> _Source material_:
>> Start
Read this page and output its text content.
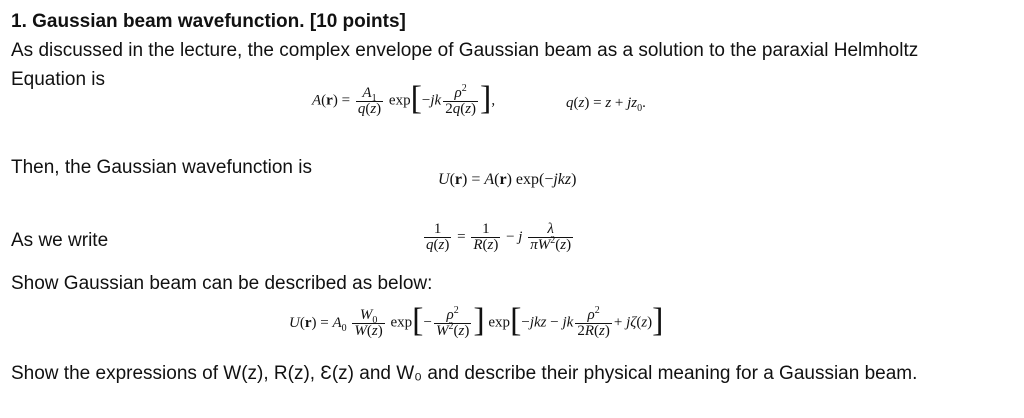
1. Gaussian beam wavefunction. [10 points]
As discussed in the lecture, the complex envelope of Gaussian beam as a solution to the paraxial Helmholtz
Equation is
$A(r) = \frac{A_1}{q(z)} \exp[-jk \frac{\rho^2}{2q(z)}$ ],	$q(z) = z + jz_0$.
Then, the Gaussian wavefunction is
U(r) = A(r) exp(−jkz)
As we write	$\frac{1}{q(z)} = \frac{1}{R(z)} - j \frac{\lambda}{\pi W^2(z)}$
Show Gaussian beam can be described as below:
$U(r) = A_0 \frac{W_0}{W(z)} \exp[- \frac{\rho^2}{W^2(z)}$ ] exp[−jkz − jk $\frac{\rho^2}{2R(z)} + j\zeta(z)$]
Show the expressions of W(z), R(z), Ɛ(z) and W₀ and describe their physical meaning for a Gaussian beam.
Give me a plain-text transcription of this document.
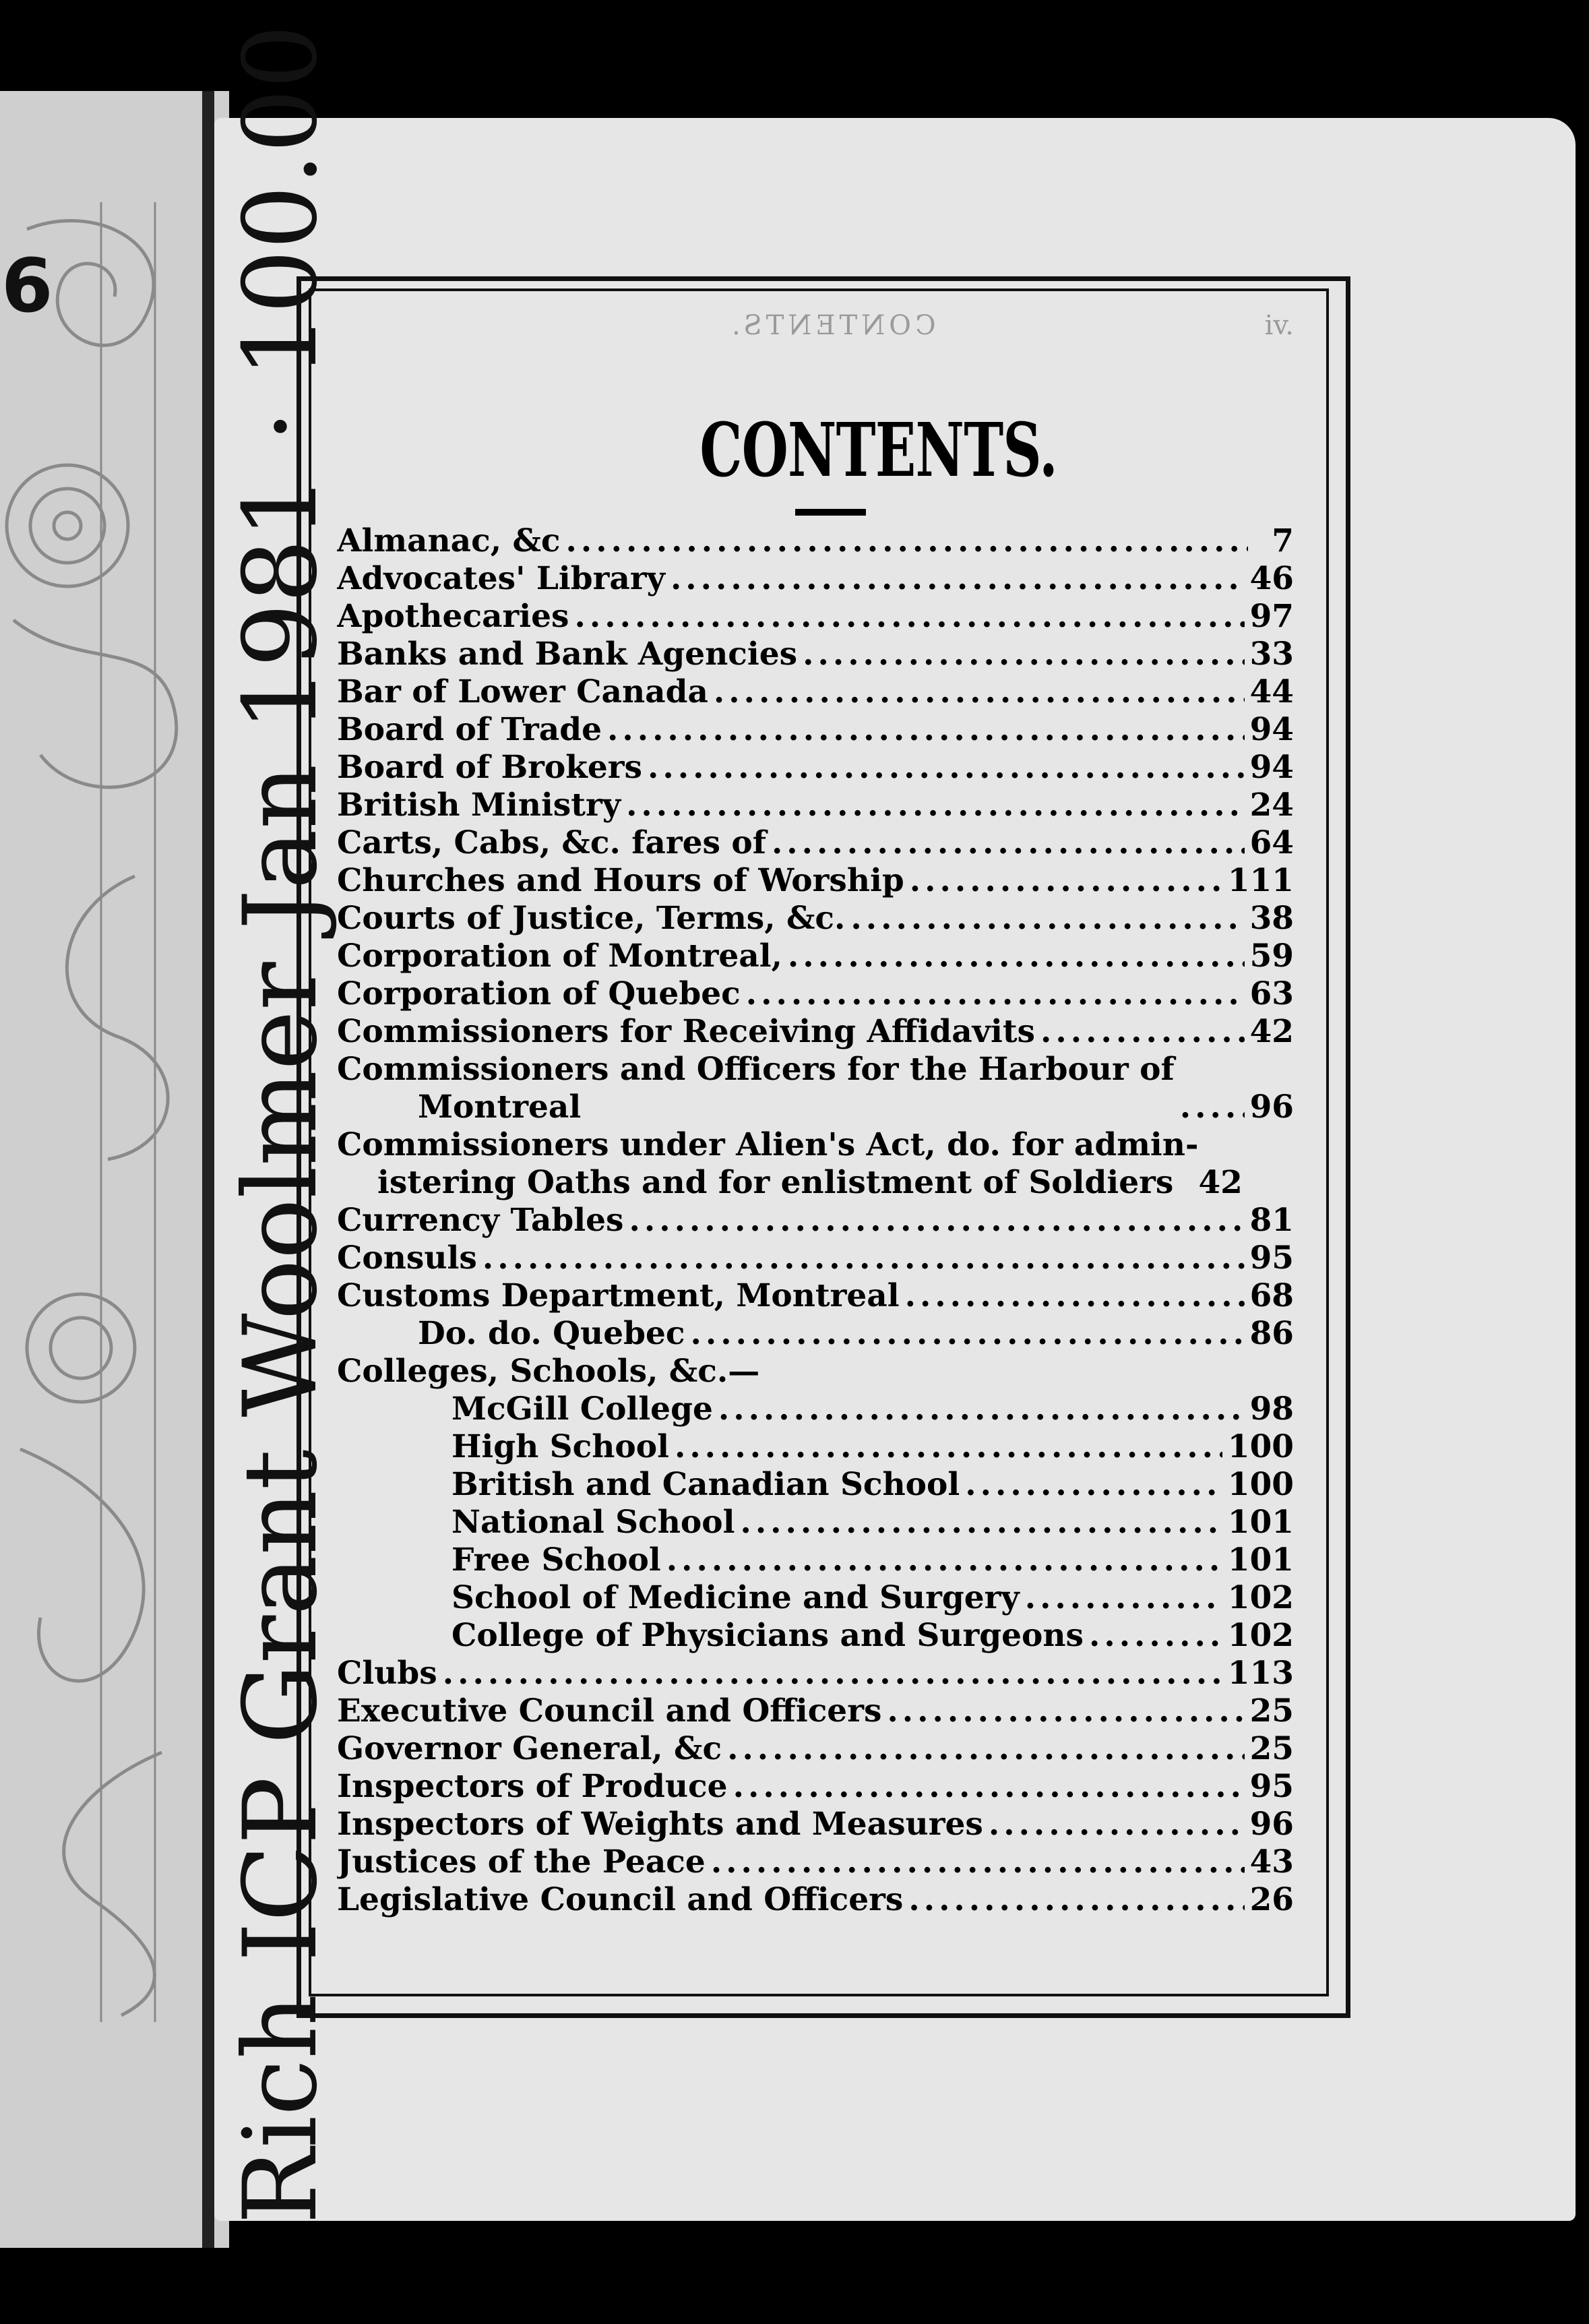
6 Rich ICP Grant Woolmer Jan 1981 · 100.00	CONTENTS.	iv.
CONTENTS.
Almanac, &c .....	7
Advocates' Library .....	46
Apothecaries .....	97
Banks and Bank Agencies .....	33
Bar of Lower Canada .....	44
Board of Trade .....	94
Board of Brokers .....	94
British Ministry .....	24
Carts, Cabs, &c. fares of .....	64
Churches and Hours of Worship .....	111
Courts of Justice, Terms, &c. .....	38
Corporation of Montreal, .....	59
Corporation of Quebec .....	63
Commissioners for Receiving Affidavits .....	42
Commissioners and Officers for the Harbour of
Montreal .....	96
Commissioners under Alien's Act, do. for admin-
istering Oaths and for enlistment of Soldiers 42
Currency Tables .....	81
Consuls .....	95
Customs Department, Montreal .....	68
Do. do. Quebec .....	86
Colleges, Schools, &c.—
McGill College .....	98
High School .....	100
British and Canadian School .....	100
National School .....	101
Free School .....	101
School of Medicine and Surgery .....	102
College of Physicians and Surgeons .....	102
Clubs .....	113
Executive Council and Officers .....	25
Governor General, &c .....	25
Inspectors of Produce .....	95
Inspectors of Weights and Measures .....	96
Justices of the Peace .....	43
Legislative Council and Officers .....	26
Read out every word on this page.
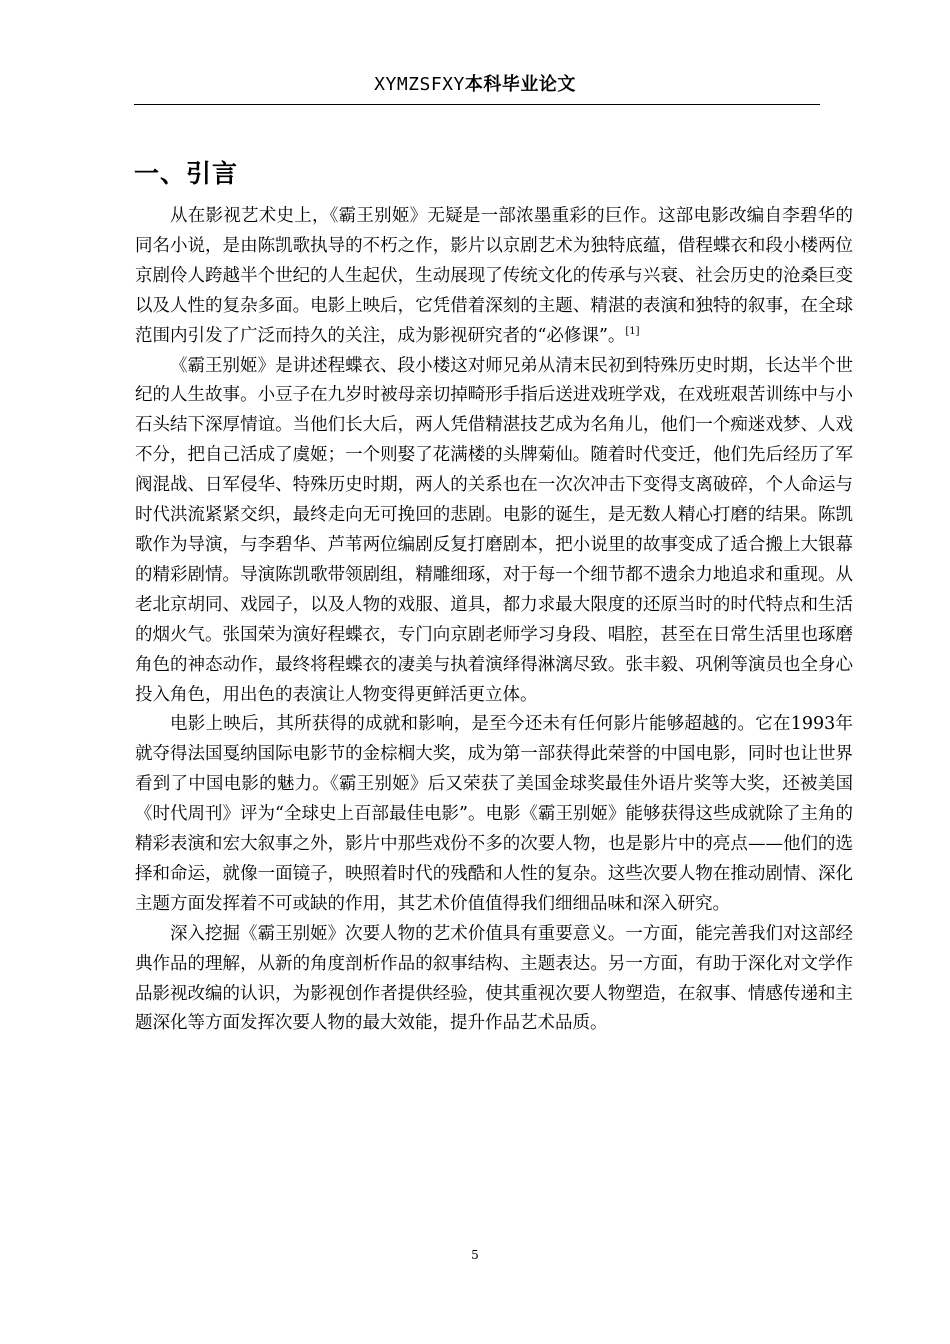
XYMZSFXY本科毕业论文
一、引言

从在影视艺术史上，《霸王别姬》无疑是一部浓墨重彩的巨作。这部电影改编自李碧华的同名小说，是由陈凯歌执导的不朽之作，影片以京剧艺术为独特底蕴，借程蝶衣和段小楼两位京剧伶人跨越半个世纪的人生起伏，生动展现了传统文化的传承与兴衰、社会历史的沧桑巨变以及人性的复杂多面。电影上映后，它凭借着深刻的主题、精湛的表演和独特的叙事，在全球范围内引发了广泛而持久的关注，成为影视研究者的“必修课”。[1]

《霸王别姬》是讲述程蝶衣、段小楼这对师兄弟从清末民初到特殊历史时期，长达半个世纪的人生故事。小豆子在九岁时被母亲切掉畸形手指后送进戏班学戏，在戏班艰苦训练中与小石头结下深厚情谊。当他们长大后，两人凭借精湛技艺成为名角儿，他们一个痴迷戏梦、人戏不分，把自己活成了虞姬；一个则娶了花满楼的头牌菊仙。随着时代变迁，他们先后经历了军阀混战、日军侵华、特殊历史时期，两人的关系也在一次次冲击下变得支离破碎，个人命运与时代洪流紧紧交织，最终走向无可挽回的悲剧。电影的诞生，是无数人精心打磨的结果。陈凯歌作为导演，与李碧华、芦苇两位编剧反复打磨剧本，把小说里的故事变成了适合搬上大银幕的精彩剧情。导演陈凯歌带领剧组，精雕细琢，对于每一个细节都不遗余力地追求和重现。从老北京胡同、戏园子，以及人物的戏服、道具，都力求最大限度的还原当时的时代特点和生活的烟火气。张国荣为演好程蝶衣，专门向京剧老师学习身段、唱腔，甚至在日常生活里也琢磨角色的神态动作，最终将程蝶衣的凄美与执着演绎得淋漓尽致。张丰毅、巩俐等演员也全身心投入角色，用出色的表演让人物变得更鲜活更立体。

电影上映后，其所获得的成就和影响，是至今还未有任何影片能够超越的。它在1993年就夺得法国戛纳国际电影节的金棕榈大奖，成为第一部获得此荣誉的中国电影，同时也让世界看到了中国电影的魅力。《霸王别姬》后又荣获了美国金球奖最佳外语片奖等大奖，还被美国《时代周刊》评为“全球史上百部最佳电影”。电影《霸王别姬》能够获得这些成就除了主角的精彩表演和宏大叙事之外，影片中那些戏份不多的次要人物，也是影片中的亮点——他们的选择和命运，就像一面镜子，映照着时代的残酷和人性的复杂。这些次要人物在推动剧情、深化主题方面发挥着不可或缺的作用，其艺术价值值得我们细细品味和深入研究。

深入挖掘《霸王别姬》次要人物的艺术价值具有重要意义。一方面，能完善我们对这部经典作品的理解，从新的角度剖析作品的叙事结构、主题表达。另一方面，有助于深化对文学作品影视改编的认识，为影视创作者提供经验，使其重视次要人物塑造，在叙事、情感传递和主题深化等方面发挥次要人物的最大效能，提升作品艺术品质。

5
>> End
> _Work to complete_: Read the entries above, then pull out the lines that include "Montreal".

> _Solution for this exercise_:
Corporation of Montreal, .....	59
Montreal .....	96
Customs Department, Montreal .....	68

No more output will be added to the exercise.